== TEXT EXCERPT ==
Start of Block

Hopefully, by this point, we are getting back to solid ground.is exercise is all about combining the above to turn your craft into a solution for the potential client’s problems. Take the job you do and show how it can solve the problem your potential client has by describing it in terms of their problem, rather than as a thing unto itself. That means saying ‘I can do x to achieve y for you’, instead of just ‘I can do X.
For example, if a client is looking for a graphic designer to build their brand, learn who the company is and why they are building a brand. Maybe they are just getting started and they need a visual identity, maybe they are currently focussed on one type of customer and they want to target a new group. Write down how your craft, in this case, design, solves their problem. For instance, let’s say targeting a younger market. Instead of writing ‘I am a sick graphic designer’, you write, ‘I create brands that are exciting and vibrant to attract a young audience’.
Client problem + your craft = solution
Why are you the right person for the job?
While the above is a great way of understanding and clarifying your proposition, it can still be hard to differentiate yourself from others. I get to see a lot of freelancer outreach messages from my community to clients and from people looking to work for UnderPinned. The most successful are always freelancers who find a way to connect to their potential employer. You can do this effectively by showing relevant experience and by showing relevant interest.

End of Block

== TASKS AND EXERCISES ==
[1] Please repeat word for word the part of the passage on pitching to clients starting with "While the above" and going on through "showing relevant interest.".
[2] Decide whether each statement below agrees with the passage on pitching to clients, and answer yes or no with the deciding words from the passage quoted exactly.
(a) The most successful outreach messages come from freelancers who find a way to connect to their potential employer.
(b) The passage advises writing "I am a sick graphic designer" to describe your craft.
(c) The writer sees outreach messages from people looking to work for UnderPinned.

== EXTRACTED RECORDS ==
Start of Block

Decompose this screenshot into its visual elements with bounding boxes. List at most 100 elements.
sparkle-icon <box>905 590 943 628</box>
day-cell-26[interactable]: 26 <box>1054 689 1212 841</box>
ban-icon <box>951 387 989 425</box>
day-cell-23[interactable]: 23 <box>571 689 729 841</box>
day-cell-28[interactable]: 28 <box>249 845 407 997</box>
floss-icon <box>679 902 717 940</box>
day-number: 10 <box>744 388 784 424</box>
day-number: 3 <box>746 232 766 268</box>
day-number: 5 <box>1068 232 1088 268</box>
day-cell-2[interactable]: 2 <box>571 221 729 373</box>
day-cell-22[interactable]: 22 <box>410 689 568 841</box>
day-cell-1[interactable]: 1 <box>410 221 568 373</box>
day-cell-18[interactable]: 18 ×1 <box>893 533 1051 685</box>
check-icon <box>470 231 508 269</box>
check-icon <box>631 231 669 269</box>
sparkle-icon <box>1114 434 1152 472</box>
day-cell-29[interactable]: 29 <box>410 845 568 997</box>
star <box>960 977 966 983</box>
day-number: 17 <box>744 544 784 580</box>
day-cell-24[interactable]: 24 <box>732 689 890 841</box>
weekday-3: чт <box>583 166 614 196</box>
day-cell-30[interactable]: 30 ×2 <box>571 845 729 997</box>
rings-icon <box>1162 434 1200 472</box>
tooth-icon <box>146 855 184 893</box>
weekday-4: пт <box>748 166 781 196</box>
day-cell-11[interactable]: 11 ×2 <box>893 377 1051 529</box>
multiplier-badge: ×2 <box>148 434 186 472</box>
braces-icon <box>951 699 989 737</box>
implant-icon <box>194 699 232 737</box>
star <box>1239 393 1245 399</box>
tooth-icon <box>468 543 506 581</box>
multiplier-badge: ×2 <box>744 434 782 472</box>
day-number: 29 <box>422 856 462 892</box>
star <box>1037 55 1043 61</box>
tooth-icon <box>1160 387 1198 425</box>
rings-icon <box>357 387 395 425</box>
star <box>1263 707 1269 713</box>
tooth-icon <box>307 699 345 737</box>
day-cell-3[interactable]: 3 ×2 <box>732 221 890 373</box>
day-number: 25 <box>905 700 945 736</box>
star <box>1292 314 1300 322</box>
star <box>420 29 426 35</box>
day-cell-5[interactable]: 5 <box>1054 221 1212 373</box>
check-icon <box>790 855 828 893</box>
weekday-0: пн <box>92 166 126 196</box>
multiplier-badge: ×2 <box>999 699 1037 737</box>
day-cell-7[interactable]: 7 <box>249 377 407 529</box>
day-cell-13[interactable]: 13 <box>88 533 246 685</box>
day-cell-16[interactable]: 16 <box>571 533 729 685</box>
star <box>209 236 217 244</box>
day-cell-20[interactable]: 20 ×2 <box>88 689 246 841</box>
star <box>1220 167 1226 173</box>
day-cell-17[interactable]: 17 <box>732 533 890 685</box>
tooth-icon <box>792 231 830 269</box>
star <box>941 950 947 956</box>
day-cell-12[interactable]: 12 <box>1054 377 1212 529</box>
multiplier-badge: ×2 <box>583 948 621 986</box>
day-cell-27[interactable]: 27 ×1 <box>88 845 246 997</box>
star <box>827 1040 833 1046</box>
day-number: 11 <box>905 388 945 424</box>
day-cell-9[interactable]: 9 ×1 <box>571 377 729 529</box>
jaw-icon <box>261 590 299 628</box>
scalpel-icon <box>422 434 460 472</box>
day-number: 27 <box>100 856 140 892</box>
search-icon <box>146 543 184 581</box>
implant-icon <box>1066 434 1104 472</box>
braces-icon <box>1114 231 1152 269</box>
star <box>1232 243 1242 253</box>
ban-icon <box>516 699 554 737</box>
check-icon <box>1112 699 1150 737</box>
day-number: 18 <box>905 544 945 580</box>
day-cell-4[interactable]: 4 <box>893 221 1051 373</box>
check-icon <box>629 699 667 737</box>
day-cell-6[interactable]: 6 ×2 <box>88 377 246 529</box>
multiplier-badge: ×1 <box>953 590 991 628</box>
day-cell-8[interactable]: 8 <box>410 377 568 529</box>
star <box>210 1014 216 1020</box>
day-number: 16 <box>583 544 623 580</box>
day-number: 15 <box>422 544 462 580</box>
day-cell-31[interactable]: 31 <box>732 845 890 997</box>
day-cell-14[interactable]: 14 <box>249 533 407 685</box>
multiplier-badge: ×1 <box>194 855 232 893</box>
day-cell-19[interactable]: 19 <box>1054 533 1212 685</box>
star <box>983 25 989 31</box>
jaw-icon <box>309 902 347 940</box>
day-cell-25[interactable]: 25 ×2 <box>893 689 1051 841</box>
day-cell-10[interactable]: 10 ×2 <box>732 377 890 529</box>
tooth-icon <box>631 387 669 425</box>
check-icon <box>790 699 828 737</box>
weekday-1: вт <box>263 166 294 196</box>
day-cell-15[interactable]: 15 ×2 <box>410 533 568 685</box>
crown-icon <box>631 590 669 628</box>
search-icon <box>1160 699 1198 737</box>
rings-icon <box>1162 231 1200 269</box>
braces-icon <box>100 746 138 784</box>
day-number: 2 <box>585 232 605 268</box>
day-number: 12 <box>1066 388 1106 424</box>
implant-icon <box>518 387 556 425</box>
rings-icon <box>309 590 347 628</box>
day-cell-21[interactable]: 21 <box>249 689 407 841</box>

End of Block

== SOLUTIONS IN ORDER ==
[1]
While the above is a great way of understanding and clarifying your proposition, it can still be hard to differentiate yourself from others. I get to see a lot of freelancer outreach messages from my community to clients and from people looking to work for UnderPinned. The most successful are always freelancers who find a way to connect to their potential employer. You can do this effectively by showing relevant experience and by showing relevant interest.

[2]
(a) Yes: "The most successful are always freelancers who find a way to connect to their potential employer."
(b) No: "Instead of writing ‘I am a sick graphic designer’, you write, ‘I create brands that are exciting and vibrant to attract a young audience’."
(c) Yes: "I get to see a lot of freelancer outreach messages from my community to clients and from people looking to work for UnderPinned."